§ Exercise details
Find every line in the records below that holds the word "потом", and copy it out.

:::::

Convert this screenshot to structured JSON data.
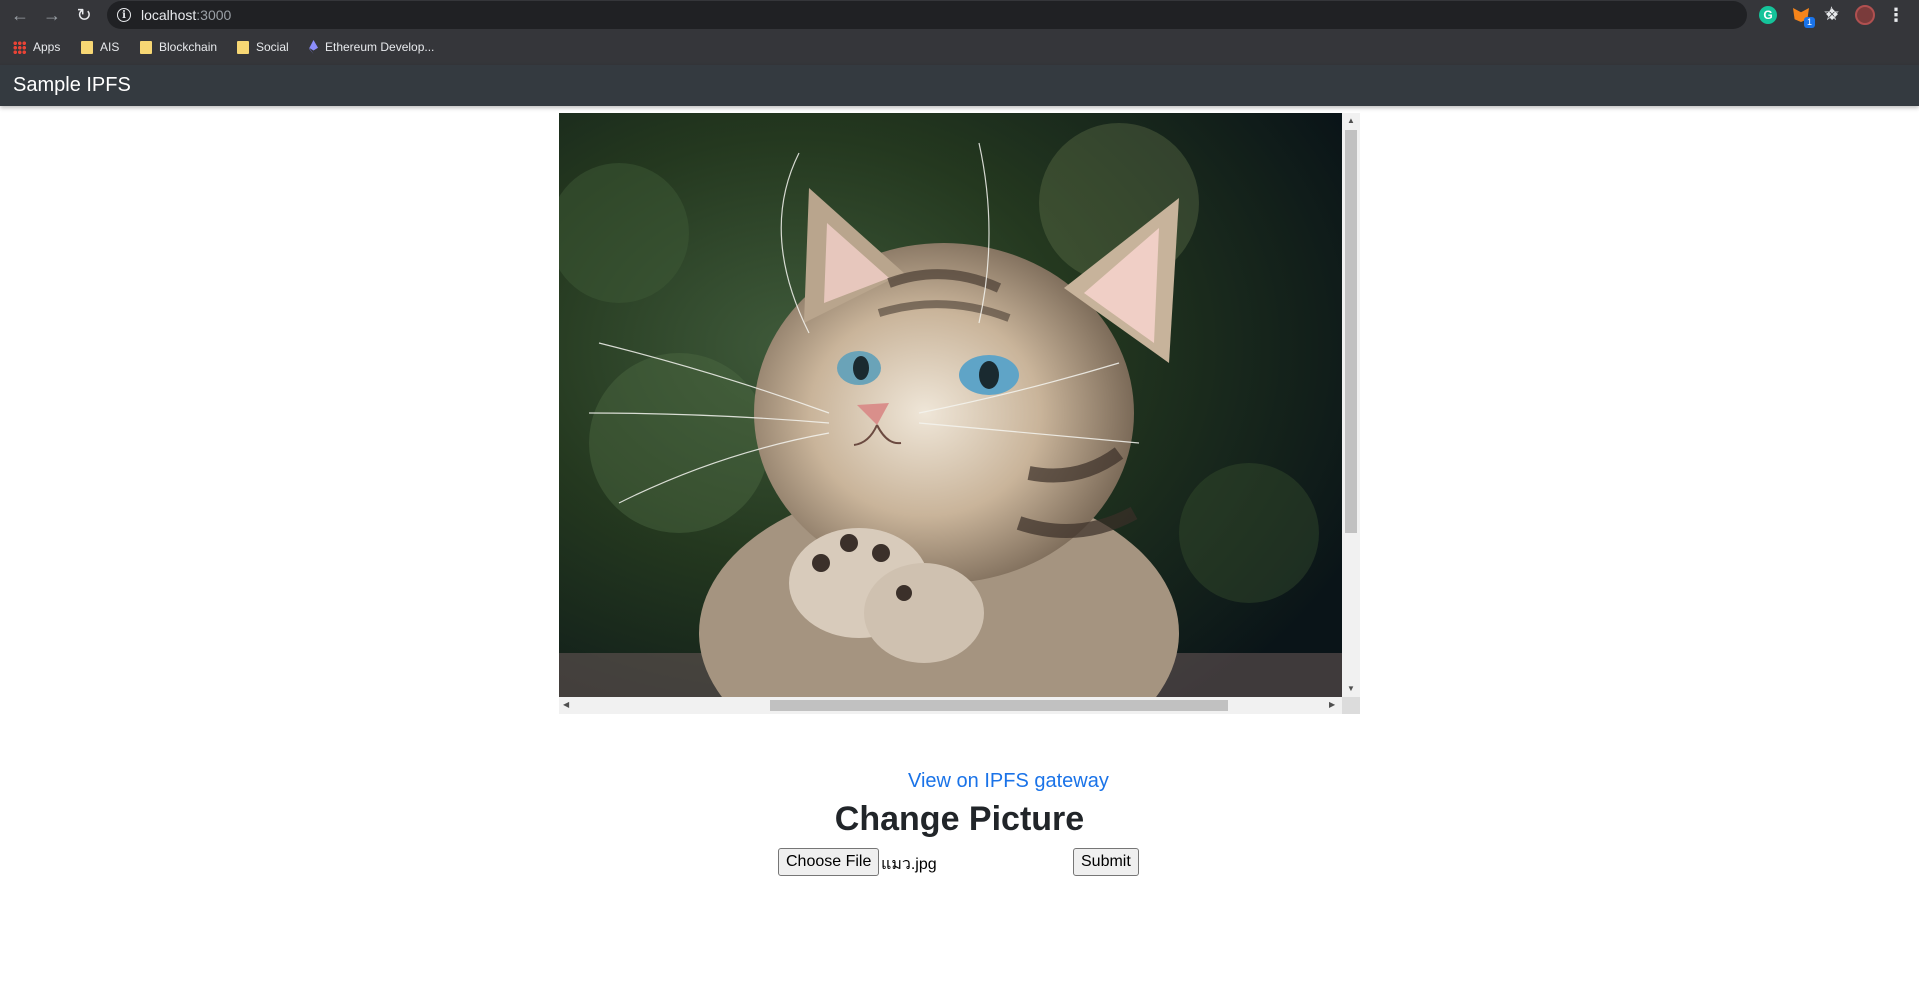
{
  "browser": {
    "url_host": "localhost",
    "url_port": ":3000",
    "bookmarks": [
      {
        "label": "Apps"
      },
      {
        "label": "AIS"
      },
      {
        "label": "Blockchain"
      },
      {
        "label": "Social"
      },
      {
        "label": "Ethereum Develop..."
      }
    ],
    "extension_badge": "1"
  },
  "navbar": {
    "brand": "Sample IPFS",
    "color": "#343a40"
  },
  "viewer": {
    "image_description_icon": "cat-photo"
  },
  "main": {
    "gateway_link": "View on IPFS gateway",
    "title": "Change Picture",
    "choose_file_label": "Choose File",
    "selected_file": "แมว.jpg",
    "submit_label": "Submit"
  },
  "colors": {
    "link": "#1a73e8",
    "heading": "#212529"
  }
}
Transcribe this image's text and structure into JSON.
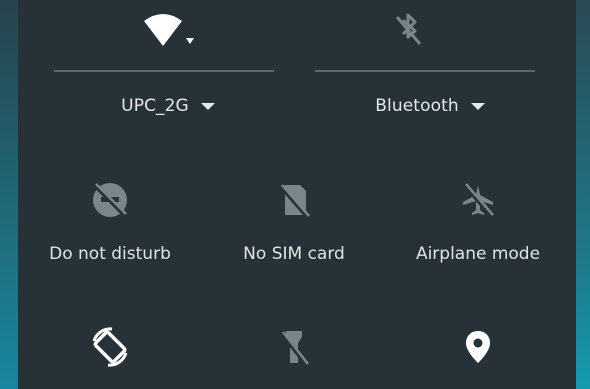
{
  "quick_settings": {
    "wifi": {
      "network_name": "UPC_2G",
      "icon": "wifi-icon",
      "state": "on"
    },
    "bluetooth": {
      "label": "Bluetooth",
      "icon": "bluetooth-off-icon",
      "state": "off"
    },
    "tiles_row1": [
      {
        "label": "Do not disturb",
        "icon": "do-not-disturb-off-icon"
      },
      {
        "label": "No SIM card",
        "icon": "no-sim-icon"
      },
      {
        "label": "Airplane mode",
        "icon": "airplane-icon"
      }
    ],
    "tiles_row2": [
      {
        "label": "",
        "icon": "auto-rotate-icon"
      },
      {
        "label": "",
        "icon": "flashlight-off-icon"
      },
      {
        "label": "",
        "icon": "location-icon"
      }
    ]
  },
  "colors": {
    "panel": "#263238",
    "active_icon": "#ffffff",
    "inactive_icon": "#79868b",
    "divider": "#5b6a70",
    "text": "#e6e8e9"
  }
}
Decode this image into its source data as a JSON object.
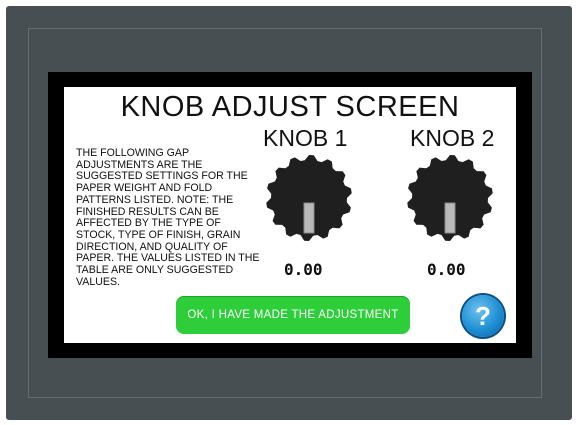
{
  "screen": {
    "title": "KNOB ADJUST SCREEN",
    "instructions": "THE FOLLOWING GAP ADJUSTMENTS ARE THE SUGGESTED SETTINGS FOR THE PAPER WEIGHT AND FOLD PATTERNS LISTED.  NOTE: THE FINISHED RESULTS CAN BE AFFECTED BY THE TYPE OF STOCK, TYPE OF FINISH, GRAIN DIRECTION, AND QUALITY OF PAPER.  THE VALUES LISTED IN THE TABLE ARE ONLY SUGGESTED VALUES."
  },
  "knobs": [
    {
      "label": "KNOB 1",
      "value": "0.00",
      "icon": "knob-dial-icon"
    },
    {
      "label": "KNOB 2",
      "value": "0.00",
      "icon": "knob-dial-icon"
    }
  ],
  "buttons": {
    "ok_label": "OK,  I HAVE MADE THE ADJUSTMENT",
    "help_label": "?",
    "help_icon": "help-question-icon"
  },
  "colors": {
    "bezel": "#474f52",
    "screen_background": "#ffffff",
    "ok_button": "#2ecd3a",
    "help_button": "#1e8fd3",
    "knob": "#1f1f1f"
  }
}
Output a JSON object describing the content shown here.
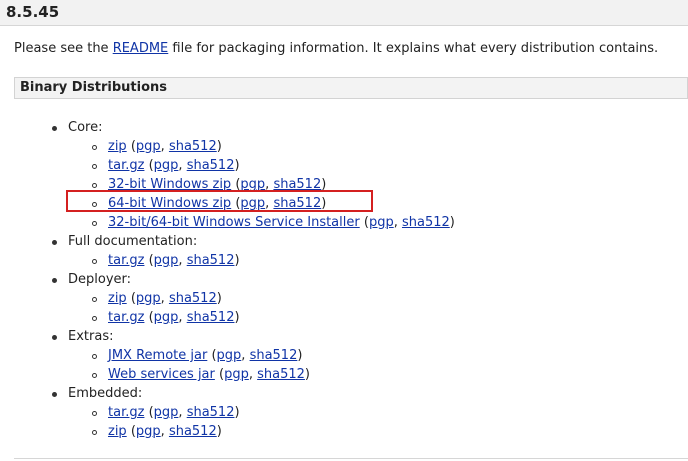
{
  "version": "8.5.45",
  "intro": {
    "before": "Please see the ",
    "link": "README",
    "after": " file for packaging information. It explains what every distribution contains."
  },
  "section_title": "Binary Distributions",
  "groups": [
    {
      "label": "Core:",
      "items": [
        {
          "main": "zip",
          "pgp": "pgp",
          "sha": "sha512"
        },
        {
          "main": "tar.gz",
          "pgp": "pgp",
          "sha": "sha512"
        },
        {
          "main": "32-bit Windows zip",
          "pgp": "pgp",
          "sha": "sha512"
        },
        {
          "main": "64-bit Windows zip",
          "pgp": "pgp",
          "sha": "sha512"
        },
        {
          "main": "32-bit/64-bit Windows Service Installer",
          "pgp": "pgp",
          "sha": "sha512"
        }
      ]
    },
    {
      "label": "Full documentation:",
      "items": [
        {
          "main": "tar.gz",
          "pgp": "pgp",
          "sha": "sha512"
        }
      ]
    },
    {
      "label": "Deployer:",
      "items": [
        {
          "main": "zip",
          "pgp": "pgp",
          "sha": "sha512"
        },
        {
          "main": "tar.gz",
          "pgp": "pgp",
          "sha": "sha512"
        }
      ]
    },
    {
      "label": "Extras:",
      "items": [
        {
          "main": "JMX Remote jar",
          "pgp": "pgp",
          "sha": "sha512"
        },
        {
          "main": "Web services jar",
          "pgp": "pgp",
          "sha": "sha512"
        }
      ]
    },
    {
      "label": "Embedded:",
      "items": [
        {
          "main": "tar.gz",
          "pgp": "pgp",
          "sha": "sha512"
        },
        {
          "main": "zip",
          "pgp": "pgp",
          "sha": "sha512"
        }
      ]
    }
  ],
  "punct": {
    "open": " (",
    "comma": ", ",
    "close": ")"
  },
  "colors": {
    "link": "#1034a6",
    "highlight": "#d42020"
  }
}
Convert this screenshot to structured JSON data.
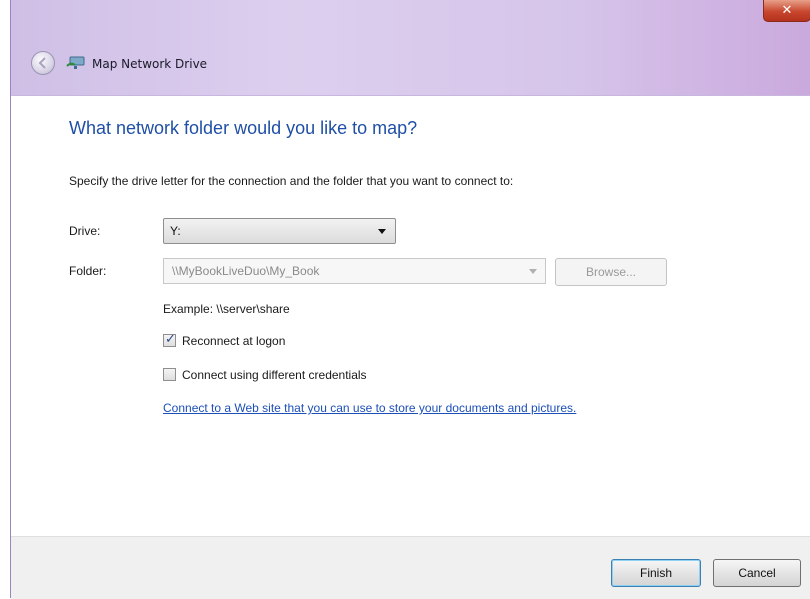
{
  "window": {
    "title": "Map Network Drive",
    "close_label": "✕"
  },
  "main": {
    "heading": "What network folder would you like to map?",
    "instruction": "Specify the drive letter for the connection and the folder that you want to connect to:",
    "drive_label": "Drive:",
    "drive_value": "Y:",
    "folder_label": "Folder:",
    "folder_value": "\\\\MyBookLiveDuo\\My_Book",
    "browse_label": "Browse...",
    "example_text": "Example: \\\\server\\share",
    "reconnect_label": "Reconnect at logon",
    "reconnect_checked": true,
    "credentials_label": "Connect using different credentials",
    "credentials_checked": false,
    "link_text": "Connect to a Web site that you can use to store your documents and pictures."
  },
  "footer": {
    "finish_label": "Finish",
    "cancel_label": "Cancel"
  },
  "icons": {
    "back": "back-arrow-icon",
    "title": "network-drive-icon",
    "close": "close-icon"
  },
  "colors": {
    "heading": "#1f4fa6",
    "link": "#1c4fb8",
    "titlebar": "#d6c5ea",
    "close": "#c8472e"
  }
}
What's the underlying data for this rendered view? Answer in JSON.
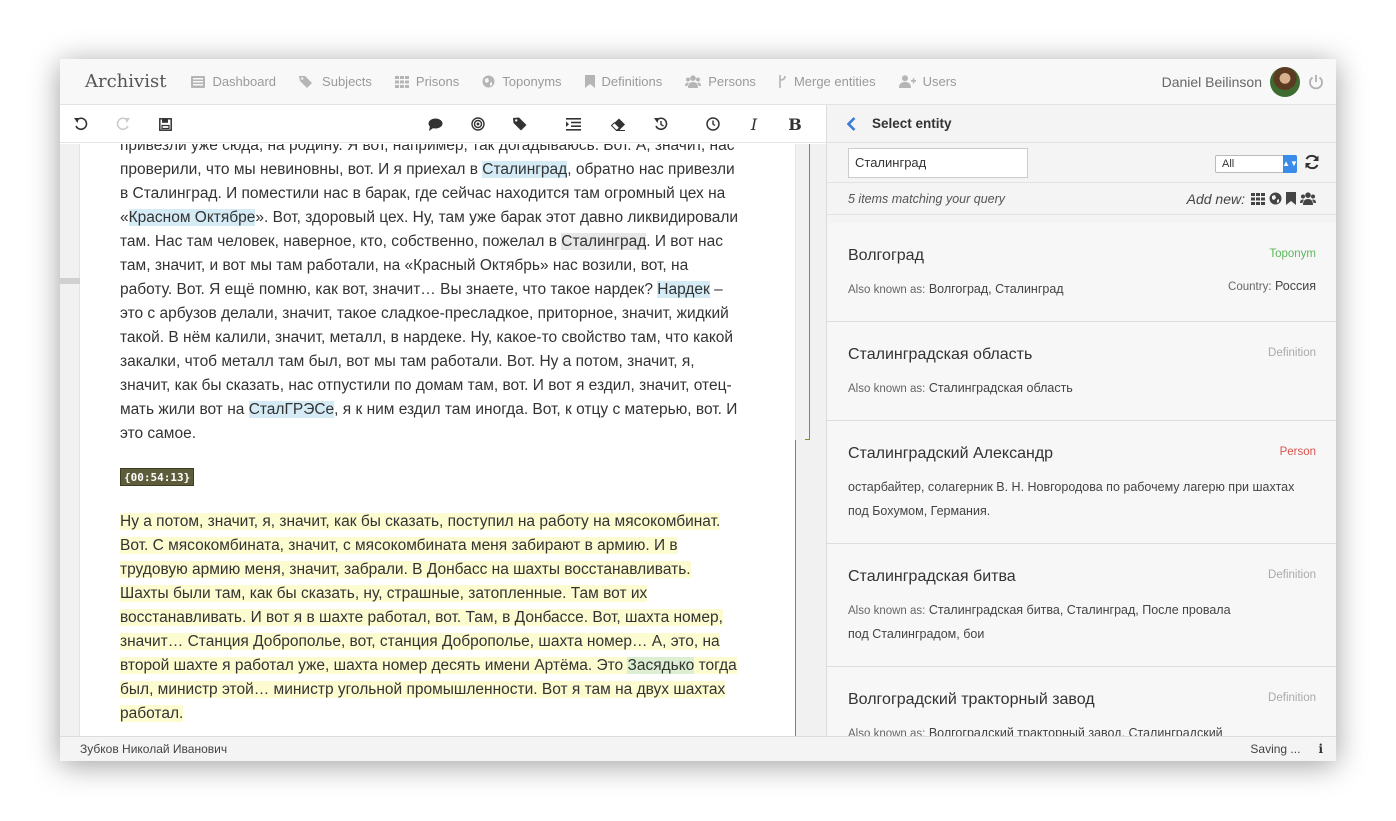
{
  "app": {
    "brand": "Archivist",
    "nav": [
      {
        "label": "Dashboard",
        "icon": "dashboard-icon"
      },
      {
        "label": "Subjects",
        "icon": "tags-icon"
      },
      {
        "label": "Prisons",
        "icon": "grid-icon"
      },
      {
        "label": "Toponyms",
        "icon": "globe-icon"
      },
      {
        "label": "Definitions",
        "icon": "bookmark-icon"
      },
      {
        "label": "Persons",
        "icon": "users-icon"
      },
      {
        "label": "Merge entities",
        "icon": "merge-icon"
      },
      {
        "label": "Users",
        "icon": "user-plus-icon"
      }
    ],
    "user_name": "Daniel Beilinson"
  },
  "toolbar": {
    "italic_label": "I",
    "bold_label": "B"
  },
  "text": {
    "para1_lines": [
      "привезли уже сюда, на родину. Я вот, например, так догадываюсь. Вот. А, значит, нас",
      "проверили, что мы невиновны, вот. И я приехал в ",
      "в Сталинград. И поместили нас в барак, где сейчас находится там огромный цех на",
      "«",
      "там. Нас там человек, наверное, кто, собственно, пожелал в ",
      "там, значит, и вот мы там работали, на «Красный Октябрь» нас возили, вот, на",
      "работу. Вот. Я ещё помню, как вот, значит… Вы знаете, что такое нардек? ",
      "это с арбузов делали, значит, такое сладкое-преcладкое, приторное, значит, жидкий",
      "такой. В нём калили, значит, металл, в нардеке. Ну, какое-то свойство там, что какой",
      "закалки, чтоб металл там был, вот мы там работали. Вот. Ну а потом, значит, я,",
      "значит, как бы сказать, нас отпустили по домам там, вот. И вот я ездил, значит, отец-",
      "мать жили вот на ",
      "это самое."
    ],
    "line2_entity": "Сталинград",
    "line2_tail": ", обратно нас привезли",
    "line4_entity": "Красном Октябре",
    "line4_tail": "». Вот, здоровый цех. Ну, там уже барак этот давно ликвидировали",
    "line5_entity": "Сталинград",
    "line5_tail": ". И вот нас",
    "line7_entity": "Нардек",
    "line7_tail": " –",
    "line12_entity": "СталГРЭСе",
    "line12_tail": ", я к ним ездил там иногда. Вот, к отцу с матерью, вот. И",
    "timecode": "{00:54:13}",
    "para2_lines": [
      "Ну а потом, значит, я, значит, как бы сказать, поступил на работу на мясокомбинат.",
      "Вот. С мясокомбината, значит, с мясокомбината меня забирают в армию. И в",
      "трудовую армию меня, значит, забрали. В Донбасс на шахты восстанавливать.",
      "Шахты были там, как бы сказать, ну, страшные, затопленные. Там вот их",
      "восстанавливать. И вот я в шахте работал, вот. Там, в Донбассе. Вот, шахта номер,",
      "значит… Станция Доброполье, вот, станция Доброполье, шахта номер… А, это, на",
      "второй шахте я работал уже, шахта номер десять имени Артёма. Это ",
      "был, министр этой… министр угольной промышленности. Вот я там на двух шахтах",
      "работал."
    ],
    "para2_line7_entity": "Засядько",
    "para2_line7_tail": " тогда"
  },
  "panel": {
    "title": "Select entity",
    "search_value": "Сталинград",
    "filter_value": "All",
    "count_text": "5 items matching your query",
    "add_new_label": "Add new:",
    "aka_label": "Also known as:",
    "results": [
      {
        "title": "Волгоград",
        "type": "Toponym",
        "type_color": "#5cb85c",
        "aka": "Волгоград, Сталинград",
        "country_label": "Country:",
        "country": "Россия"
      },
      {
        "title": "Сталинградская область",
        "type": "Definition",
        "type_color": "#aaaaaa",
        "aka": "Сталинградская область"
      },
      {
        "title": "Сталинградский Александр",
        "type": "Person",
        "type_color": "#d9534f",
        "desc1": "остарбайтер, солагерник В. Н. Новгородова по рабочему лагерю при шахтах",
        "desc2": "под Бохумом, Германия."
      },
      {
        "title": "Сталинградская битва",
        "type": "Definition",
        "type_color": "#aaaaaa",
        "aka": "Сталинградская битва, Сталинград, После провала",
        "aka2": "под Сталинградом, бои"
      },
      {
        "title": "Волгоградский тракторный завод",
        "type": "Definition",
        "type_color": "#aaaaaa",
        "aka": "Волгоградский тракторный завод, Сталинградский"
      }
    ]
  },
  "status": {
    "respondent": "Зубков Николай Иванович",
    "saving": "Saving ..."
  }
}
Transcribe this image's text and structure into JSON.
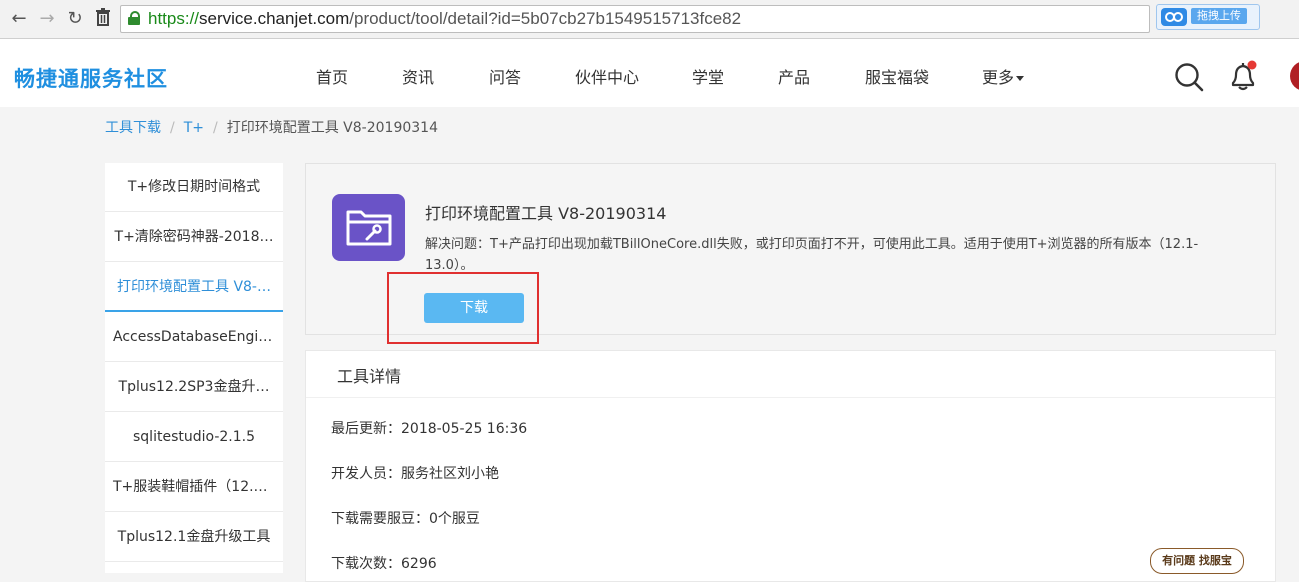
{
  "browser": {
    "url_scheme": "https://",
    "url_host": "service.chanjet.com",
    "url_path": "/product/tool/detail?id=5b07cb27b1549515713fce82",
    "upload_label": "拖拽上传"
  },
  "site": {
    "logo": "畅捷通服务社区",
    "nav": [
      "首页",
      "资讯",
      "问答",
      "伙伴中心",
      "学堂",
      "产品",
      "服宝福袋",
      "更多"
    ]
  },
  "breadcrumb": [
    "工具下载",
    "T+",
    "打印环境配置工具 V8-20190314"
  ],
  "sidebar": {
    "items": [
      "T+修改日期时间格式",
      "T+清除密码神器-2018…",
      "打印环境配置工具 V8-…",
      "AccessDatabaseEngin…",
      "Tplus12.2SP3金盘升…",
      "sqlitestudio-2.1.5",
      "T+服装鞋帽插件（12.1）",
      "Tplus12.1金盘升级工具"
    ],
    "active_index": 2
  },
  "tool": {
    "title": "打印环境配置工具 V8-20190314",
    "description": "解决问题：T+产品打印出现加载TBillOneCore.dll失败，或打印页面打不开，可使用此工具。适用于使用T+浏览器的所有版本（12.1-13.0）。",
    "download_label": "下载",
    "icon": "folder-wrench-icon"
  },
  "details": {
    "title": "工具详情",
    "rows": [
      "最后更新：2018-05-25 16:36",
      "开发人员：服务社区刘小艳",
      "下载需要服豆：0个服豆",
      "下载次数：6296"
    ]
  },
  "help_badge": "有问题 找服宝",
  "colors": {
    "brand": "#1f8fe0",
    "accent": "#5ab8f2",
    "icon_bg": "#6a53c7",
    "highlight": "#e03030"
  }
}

:::::

§ Solution to the exercise
      "закалки, чтоб металл там был, вот мы там работали. Вот. Ну а потом, значит, я,",
      "Ну а потом, значит, я, значит, как бы сказать, поступил на работу на мясокомбинат.",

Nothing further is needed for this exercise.